RECORDS SHOWN =
## Start

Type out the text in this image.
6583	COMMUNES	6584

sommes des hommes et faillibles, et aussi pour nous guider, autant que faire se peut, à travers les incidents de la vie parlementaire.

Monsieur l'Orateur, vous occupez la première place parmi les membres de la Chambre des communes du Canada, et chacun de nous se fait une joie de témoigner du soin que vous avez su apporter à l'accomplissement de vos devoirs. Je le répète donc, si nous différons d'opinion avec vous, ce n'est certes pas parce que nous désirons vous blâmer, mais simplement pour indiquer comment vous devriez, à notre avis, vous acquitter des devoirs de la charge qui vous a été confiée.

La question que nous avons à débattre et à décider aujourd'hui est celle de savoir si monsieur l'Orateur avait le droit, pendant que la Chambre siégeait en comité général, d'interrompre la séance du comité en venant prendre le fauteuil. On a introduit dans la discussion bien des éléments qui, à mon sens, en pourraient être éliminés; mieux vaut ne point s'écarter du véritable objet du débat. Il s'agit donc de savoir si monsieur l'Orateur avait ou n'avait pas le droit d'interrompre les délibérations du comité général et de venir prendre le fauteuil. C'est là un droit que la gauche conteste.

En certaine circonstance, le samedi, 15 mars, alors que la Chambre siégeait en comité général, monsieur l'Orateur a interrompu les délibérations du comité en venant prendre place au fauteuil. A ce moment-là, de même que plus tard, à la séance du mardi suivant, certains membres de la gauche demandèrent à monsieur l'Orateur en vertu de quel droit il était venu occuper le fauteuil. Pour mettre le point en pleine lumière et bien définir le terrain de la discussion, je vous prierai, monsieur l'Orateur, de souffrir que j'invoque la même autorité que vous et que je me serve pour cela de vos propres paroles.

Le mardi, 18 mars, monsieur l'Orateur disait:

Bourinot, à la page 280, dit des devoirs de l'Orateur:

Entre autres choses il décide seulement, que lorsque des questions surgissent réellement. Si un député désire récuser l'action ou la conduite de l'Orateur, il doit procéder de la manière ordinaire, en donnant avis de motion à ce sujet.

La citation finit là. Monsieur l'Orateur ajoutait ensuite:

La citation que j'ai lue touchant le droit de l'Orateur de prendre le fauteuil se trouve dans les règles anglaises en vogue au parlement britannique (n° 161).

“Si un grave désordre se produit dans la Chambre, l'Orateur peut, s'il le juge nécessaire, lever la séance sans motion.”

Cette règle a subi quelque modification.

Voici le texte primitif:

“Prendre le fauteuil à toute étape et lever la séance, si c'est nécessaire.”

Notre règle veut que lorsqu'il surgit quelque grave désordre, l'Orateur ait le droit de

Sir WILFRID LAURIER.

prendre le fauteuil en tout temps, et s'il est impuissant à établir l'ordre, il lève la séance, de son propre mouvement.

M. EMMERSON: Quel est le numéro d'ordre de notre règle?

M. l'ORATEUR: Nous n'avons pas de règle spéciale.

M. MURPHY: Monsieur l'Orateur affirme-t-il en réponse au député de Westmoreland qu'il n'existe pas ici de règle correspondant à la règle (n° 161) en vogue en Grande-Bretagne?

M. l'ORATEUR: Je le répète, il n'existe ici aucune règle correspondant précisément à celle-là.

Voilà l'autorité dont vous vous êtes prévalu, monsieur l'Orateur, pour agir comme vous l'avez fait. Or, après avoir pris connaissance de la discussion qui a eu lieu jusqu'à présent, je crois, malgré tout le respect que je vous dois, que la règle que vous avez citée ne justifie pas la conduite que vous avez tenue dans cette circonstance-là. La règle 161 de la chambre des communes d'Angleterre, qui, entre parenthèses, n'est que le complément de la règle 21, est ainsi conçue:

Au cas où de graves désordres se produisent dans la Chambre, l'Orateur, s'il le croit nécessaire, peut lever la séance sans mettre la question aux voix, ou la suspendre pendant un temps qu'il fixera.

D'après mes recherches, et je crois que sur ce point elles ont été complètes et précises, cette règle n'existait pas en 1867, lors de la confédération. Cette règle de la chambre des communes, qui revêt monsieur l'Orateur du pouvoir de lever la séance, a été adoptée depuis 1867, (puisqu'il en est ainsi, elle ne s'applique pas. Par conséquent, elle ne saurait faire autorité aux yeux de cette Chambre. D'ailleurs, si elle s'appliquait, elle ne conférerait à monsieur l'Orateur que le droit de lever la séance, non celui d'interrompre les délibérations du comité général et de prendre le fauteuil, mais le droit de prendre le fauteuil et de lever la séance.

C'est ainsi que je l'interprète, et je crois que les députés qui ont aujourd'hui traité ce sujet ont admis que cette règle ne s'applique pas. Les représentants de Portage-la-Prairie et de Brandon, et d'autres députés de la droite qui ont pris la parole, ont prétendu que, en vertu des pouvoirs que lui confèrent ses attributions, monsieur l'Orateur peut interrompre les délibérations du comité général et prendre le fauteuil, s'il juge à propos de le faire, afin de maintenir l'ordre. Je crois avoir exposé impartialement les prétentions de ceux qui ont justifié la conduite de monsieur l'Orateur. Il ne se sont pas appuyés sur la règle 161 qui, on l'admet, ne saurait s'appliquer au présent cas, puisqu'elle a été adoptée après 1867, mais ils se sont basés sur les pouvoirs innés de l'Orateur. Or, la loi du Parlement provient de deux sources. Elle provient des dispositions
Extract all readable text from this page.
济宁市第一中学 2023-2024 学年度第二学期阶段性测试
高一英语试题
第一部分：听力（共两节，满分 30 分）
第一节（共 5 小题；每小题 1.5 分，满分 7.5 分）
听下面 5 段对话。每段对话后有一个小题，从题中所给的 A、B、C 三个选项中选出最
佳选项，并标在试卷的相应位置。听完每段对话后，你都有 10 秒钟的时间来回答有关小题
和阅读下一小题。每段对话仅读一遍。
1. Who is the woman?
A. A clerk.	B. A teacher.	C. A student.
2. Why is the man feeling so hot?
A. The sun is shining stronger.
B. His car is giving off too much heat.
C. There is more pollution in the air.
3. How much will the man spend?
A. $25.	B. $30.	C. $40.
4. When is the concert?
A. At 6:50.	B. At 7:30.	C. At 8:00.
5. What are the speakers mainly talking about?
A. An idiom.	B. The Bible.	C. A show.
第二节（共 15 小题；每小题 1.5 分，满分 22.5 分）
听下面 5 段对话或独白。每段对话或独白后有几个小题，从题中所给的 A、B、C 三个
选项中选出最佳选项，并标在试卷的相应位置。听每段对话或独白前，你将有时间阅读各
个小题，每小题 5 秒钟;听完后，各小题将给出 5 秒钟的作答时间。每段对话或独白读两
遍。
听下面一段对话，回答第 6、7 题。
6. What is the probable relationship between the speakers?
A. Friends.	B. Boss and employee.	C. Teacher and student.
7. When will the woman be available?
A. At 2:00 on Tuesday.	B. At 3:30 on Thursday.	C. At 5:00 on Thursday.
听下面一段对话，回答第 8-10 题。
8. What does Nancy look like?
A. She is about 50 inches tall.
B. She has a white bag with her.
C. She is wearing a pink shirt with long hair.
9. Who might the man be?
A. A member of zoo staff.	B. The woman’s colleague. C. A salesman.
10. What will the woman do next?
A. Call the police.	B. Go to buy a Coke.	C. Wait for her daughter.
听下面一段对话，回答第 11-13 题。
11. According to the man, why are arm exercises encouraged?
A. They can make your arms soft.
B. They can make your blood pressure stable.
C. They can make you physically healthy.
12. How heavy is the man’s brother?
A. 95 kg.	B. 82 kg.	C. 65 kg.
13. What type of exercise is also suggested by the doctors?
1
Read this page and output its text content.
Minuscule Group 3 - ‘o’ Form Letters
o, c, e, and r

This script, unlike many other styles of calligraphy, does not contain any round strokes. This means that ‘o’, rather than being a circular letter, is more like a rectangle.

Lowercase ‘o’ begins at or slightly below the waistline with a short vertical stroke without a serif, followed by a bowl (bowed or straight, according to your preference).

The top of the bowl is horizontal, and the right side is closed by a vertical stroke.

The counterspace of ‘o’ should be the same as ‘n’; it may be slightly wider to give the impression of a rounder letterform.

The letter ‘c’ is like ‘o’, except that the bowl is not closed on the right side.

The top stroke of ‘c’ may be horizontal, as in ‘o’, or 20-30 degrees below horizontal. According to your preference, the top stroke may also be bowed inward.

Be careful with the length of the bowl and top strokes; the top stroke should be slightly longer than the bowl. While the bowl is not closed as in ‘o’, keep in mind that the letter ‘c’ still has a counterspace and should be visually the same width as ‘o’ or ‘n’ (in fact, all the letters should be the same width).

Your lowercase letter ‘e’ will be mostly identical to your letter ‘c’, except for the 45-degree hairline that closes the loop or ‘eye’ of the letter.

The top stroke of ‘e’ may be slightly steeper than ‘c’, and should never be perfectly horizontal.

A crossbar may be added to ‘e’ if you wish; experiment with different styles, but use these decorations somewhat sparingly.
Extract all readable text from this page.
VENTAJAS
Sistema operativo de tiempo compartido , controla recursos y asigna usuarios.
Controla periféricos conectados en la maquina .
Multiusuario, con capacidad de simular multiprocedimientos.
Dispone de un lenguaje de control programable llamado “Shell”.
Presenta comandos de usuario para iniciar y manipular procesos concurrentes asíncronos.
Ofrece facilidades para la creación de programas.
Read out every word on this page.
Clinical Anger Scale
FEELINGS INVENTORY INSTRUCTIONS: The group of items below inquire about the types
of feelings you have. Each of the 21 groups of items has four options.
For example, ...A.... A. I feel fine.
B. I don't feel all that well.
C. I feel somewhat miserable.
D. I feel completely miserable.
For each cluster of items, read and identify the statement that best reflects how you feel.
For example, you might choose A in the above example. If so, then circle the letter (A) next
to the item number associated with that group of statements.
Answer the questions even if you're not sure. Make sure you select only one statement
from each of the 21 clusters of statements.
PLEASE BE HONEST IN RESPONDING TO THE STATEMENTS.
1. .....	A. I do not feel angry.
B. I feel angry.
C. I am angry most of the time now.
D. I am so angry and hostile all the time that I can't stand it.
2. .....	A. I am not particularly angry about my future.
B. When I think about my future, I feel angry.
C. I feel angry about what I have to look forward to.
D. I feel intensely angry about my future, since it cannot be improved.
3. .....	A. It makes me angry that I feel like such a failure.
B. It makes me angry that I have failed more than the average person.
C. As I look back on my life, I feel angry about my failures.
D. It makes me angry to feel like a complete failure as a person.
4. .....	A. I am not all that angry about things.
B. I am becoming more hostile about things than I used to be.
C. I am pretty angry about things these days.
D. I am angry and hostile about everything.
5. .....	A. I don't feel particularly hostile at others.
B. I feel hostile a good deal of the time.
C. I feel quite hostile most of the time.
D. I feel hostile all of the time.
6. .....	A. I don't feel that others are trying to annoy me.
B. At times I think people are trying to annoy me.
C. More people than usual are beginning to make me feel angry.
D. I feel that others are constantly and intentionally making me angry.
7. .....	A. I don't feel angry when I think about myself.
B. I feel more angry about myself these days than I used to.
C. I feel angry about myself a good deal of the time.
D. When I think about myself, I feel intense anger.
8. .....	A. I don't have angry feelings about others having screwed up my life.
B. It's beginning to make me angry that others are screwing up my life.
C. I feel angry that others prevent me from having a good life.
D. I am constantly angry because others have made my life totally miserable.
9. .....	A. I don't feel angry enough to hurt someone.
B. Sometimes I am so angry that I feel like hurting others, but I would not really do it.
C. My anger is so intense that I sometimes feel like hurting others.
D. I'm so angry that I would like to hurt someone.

## End

WORK REQUIRED = Work out how many lines of the data hold the string "others". Reply with that number alone.

FINAL RESULT = 9